■ Task item
Retype the whole essay about finally writing a novel, word for word and with its punctuation unchanged.

■ Exercise text
____________

Well, it’s about time, right? It’s not as though I haven’t wanted to write a novel since I first took pen to paper way back when I was seven years old. So what’s taken me so long? Where do I even begin to answer that question? Maybe with this list:

  • I started so many novels just because I had good ideas, but they lacked heart, and I lacked the perseverance to muddle through
  • I didn’t trust myself enough
  • I was never compelled to write the way others are: now the demand is greater
  • Every word I typed was like drawing blood.

So what changed? Essentially, I changed. The biggest part of me that changed was the corniest part, the part realists will laugh at, and that is this: I finally allowed my ancestors to start helping me. It’s not like we hadn’t been in conversation for decades. We had been. We’d been talking, quietly, since I was four.

When I was four and my great-grandmother died, my mother explained that people live on in our memories. I was a completely literal child and took that to mean that I was responsible for remembering my ancestors, even if I didn’t know them. From that day on, I began a memory project with imagined ancestors. I imagined the grandfather who died when I was two as Colonel Sanders. I imagined my great-grandmother the way she was photographed in a hat and wool coat. I imagined people I knew and people I didn’t. I still feel responsible for the memories of the dead and now there is a cacophony of voices in my head. It includes friends and loved ones who died of cancer and car accidents, old age and heart disease, suddenly and slowly. They all live in me. They are me.

____________

■ Source data
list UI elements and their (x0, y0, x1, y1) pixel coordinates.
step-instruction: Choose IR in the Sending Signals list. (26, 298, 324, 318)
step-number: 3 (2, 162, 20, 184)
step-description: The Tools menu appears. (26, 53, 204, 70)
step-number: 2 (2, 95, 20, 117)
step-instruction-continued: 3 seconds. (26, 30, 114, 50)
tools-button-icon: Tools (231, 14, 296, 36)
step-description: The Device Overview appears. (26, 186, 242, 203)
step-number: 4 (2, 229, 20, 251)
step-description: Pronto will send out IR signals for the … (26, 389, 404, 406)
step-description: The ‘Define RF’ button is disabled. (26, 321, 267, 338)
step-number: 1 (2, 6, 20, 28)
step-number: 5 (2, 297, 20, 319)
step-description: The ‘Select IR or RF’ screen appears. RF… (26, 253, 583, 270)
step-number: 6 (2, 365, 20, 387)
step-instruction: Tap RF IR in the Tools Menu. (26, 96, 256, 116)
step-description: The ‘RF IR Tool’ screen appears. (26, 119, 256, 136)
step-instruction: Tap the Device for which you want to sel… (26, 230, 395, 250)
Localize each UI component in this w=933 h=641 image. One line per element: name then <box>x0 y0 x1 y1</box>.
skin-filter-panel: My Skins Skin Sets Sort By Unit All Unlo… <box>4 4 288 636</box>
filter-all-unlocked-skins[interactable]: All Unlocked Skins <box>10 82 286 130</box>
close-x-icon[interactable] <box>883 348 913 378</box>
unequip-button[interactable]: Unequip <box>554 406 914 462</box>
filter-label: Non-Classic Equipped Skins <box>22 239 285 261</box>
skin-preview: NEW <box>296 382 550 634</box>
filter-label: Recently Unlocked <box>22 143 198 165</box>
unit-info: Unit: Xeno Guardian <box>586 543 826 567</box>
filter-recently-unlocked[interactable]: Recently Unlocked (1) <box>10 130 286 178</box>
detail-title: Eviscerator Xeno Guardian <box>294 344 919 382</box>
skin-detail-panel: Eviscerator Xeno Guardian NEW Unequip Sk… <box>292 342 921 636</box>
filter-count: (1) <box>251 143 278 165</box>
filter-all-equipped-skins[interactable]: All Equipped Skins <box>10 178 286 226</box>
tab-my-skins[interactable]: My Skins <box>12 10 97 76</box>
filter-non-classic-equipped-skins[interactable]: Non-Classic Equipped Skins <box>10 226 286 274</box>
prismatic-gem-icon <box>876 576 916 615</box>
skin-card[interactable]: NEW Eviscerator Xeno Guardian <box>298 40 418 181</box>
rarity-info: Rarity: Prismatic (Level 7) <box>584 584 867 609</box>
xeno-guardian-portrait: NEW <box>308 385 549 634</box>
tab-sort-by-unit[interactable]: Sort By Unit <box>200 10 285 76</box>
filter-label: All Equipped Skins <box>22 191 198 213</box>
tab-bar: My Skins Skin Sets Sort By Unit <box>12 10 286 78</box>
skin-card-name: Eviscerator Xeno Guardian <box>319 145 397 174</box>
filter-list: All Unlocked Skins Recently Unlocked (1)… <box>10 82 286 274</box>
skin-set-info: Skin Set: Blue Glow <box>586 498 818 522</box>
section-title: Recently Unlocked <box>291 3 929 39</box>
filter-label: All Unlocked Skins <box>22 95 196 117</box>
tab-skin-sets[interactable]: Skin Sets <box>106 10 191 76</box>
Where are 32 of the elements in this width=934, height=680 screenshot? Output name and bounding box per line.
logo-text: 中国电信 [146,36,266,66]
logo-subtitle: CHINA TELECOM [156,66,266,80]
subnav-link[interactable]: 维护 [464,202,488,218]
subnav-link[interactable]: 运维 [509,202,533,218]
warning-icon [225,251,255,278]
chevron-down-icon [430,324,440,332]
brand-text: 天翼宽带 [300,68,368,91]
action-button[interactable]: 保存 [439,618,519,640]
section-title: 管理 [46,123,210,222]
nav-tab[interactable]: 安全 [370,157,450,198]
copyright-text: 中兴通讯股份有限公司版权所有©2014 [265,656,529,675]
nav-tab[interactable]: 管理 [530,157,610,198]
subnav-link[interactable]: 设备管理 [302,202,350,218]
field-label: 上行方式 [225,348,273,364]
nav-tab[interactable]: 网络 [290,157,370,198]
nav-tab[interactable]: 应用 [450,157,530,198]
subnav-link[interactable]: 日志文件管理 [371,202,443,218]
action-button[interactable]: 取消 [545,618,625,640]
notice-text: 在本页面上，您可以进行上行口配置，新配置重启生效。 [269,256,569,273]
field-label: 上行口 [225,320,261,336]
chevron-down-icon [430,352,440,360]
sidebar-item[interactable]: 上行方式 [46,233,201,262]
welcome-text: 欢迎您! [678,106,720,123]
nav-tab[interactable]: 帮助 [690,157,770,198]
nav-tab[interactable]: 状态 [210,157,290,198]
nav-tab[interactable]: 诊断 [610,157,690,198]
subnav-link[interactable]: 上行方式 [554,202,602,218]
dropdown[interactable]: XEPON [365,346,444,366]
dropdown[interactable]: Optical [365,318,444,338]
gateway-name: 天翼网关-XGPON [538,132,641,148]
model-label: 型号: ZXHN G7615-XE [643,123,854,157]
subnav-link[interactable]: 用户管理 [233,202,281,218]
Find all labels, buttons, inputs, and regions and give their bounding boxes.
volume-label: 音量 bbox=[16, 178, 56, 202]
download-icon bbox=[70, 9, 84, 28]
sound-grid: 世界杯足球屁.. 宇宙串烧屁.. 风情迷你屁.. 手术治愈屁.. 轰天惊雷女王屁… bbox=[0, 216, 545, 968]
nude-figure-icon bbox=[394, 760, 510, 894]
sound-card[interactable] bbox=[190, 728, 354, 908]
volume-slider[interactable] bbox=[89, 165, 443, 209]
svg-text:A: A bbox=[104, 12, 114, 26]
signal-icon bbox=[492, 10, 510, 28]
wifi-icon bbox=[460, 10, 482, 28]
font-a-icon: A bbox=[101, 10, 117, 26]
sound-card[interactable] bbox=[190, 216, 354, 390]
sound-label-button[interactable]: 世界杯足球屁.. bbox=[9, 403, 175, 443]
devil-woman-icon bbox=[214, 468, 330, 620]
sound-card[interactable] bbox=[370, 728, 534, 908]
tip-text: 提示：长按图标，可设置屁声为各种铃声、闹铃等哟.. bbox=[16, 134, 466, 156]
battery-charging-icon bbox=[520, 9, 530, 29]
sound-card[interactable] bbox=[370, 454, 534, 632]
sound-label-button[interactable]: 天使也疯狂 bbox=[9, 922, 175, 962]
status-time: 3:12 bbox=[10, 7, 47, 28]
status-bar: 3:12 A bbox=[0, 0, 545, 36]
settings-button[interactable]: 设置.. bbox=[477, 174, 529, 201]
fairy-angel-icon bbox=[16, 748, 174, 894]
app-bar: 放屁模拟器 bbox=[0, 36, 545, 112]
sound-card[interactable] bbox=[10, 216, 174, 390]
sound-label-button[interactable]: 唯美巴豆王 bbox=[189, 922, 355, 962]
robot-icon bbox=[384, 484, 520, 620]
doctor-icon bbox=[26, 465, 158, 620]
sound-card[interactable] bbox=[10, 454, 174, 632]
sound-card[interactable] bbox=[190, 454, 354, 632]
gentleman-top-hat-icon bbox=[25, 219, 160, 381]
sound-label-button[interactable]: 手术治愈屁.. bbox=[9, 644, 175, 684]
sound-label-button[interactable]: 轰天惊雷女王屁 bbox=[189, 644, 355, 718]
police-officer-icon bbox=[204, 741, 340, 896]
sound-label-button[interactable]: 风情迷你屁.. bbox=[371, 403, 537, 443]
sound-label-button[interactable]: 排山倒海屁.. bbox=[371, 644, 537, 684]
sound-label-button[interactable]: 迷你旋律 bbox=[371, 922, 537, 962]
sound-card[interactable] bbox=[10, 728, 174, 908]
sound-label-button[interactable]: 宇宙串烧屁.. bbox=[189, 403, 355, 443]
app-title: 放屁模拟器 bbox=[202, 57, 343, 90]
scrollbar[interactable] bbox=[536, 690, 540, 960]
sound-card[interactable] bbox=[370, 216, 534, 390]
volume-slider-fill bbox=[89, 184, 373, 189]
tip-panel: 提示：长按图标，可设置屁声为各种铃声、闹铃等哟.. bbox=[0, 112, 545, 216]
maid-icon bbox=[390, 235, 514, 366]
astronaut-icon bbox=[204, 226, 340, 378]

____________

■ Task output
Well, it’s about time, right? It’s not as though I haven’t wanted to write a novel since I first took pen to paper way back when I was seven years old. So what’s taken me so long? Where do I even begin to answer that question? Maybe with this list:

  • I started so many novels just because I had good ideas, but they lacked heart, and I lacked the perseverance to muddle through
  • I didn’t trust myself enough
  • I was never compelled to write the way others are: now the demand is greater
  • Every word I typed was like drawing blood.

So what changed? Essentially, I changed. The biggest part of me that changed was the corniest part, the part realists will laugh at, and that is this: I finally allowed my ancestors to start helping me. It’s not like we hadn’t been in conversation for decades. We had been. We’d been talking, quietly, since I was four.

When I was four and my great-grandmother died, my mother explained that people live on in our memories. I was a completely literal child and took that to mean that I was responsible for remembering my ancestors, even if I didn’t know them. From that day on, I began a memory project with imagined ancestors. I imagined the grandfather who died when I was two as Colonel Sanders. I imagined my great-grandmother the way she was photographed in a hat and wool coat. I imagined people I knew and people I didn’t. I still feel responsible for the memories of the dead and now there is a cacophony of voices in my head. It includes friends and loved ones who died of cancer and car accidents, old age and heart disease, suddenly and slowly. They all live in me. They are me.